Exercise requirements: Single out the lines that include the word "disebut". Copy them.

Material for this exercise:
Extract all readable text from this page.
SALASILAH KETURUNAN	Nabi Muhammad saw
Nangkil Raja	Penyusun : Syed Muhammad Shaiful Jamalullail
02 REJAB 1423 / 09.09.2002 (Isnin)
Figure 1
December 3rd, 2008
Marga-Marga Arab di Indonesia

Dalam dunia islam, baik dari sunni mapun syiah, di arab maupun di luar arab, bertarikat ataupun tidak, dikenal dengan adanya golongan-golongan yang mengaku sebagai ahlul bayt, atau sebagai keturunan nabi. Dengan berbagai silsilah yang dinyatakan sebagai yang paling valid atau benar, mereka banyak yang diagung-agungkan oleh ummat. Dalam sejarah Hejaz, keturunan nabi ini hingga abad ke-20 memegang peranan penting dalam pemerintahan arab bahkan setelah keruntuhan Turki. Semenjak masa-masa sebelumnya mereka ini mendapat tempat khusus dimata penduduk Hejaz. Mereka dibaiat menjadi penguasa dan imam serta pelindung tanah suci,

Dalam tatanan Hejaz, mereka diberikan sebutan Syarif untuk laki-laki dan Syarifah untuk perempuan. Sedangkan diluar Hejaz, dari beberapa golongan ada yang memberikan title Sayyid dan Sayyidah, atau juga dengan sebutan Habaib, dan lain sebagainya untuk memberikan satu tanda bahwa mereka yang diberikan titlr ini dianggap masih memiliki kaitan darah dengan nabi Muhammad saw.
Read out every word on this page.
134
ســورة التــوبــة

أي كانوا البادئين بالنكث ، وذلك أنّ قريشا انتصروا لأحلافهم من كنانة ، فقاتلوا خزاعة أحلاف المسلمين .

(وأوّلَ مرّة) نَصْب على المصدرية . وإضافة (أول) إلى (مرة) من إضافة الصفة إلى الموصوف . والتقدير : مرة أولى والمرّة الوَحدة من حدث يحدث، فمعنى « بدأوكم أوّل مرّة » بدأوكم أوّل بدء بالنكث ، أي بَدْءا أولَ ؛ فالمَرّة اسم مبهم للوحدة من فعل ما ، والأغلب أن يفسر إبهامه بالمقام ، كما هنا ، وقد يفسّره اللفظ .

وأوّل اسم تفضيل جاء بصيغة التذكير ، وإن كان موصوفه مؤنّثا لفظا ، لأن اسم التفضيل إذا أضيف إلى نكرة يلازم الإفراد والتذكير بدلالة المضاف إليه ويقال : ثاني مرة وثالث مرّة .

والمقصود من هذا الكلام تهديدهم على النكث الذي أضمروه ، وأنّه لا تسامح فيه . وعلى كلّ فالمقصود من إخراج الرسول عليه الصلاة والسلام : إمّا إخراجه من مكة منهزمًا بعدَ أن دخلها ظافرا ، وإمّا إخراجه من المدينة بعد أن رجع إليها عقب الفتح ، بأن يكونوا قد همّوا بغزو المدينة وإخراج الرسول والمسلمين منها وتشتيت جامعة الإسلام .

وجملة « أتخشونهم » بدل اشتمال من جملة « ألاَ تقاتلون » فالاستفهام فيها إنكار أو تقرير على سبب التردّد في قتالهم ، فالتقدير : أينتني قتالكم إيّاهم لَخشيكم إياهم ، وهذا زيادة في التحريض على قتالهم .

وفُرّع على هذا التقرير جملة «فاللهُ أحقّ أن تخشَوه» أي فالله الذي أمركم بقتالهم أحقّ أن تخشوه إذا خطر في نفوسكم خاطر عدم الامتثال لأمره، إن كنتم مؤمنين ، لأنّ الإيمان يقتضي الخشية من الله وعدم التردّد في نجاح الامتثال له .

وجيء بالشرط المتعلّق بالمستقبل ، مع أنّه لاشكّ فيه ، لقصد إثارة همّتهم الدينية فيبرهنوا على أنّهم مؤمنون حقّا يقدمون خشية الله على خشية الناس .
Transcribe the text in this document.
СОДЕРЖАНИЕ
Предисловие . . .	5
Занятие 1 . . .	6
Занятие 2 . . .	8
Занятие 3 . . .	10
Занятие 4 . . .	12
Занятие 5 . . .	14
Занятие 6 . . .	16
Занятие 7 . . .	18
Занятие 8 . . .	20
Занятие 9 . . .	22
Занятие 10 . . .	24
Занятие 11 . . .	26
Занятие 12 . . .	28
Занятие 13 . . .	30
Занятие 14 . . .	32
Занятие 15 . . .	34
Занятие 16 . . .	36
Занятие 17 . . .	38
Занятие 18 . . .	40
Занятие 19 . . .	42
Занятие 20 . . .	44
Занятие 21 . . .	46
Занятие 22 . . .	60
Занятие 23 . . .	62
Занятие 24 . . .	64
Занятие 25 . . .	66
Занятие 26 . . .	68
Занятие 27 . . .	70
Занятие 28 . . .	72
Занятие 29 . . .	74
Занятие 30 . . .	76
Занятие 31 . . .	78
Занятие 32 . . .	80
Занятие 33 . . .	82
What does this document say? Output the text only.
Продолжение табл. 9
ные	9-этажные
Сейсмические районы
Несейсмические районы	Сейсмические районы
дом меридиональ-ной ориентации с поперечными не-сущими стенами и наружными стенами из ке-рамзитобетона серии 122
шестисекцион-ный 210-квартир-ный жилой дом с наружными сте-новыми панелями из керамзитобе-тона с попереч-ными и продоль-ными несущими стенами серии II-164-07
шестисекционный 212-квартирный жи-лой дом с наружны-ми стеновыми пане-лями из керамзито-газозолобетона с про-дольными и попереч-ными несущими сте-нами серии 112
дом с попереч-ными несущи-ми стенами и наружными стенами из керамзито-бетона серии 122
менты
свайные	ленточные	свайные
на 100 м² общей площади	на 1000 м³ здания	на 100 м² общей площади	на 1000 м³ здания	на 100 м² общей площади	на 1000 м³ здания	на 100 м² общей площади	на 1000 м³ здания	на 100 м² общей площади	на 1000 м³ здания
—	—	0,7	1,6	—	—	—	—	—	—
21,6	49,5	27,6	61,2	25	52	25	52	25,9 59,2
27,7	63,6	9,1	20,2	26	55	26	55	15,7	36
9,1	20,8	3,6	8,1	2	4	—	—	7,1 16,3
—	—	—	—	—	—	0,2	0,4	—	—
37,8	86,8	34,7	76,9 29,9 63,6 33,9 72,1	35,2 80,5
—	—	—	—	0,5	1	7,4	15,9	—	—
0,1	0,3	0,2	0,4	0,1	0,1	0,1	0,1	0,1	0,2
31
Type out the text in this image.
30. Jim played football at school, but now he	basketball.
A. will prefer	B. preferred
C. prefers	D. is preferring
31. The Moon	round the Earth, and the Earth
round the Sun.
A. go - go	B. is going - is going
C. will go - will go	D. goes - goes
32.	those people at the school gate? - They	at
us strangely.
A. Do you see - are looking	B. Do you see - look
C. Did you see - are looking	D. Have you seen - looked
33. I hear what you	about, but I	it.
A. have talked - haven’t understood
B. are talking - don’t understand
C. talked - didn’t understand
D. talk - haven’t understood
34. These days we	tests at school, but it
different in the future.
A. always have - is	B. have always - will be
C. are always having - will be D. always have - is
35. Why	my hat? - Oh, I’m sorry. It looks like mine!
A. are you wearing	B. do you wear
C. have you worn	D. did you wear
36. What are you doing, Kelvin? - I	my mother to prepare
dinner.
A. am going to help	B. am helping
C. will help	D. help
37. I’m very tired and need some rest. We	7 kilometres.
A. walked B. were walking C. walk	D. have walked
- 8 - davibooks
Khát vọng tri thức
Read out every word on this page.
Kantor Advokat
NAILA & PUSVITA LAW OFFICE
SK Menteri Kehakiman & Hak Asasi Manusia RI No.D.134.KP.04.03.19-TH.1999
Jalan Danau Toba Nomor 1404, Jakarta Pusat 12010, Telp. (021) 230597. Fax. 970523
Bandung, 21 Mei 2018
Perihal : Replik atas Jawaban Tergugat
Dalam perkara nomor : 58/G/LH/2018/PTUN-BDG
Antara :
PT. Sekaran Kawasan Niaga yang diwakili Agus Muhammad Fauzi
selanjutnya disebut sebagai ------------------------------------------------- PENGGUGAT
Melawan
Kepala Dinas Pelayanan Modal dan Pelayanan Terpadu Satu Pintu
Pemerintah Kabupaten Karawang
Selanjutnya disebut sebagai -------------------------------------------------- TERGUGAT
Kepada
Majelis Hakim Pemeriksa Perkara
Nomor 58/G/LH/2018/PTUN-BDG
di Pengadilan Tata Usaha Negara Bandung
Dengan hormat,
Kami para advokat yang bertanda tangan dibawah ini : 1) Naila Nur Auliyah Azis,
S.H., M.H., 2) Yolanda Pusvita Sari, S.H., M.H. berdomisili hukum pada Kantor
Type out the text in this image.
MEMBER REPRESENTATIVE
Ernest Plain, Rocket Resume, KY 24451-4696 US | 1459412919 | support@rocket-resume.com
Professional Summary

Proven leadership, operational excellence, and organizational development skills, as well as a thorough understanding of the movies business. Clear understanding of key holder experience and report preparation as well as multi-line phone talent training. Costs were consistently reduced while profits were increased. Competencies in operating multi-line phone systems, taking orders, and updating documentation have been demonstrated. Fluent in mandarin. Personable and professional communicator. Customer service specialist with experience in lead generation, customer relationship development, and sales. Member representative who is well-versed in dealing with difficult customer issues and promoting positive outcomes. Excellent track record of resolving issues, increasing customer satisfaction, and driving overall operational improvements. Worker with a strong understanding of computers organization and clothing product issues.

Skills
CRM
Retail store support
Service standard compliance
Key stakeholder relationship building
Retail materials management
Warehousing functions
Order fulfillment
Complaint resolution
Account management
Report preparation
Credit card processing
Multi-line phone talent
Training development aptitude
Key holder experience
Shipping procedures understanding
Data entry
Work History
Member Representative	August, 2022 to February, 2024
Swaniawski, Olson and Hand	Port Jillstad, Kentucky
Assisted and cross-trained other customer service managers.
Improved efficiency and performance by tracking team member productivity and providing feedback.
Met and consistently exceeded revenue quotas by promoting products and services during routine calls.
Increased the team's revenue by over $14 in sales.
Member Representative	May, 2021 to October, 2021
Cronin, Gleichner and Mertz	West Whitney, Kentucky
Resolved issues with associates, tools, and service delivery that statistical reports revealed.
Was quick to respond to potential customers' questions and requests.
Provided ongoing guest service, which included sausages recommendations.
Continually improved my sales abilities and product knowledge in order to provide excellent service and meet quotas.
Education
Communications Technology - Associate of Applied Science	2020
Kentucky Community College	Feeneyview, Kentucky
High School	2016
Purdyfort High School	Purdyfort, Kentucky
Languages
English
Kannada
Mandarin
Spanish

Output for this task:
selanjutnya disebut sebagai ------------------------------------------------- PENGGUGAT
Selanjutnya disebut sebagai -------------------------------------------------- TERGUGAT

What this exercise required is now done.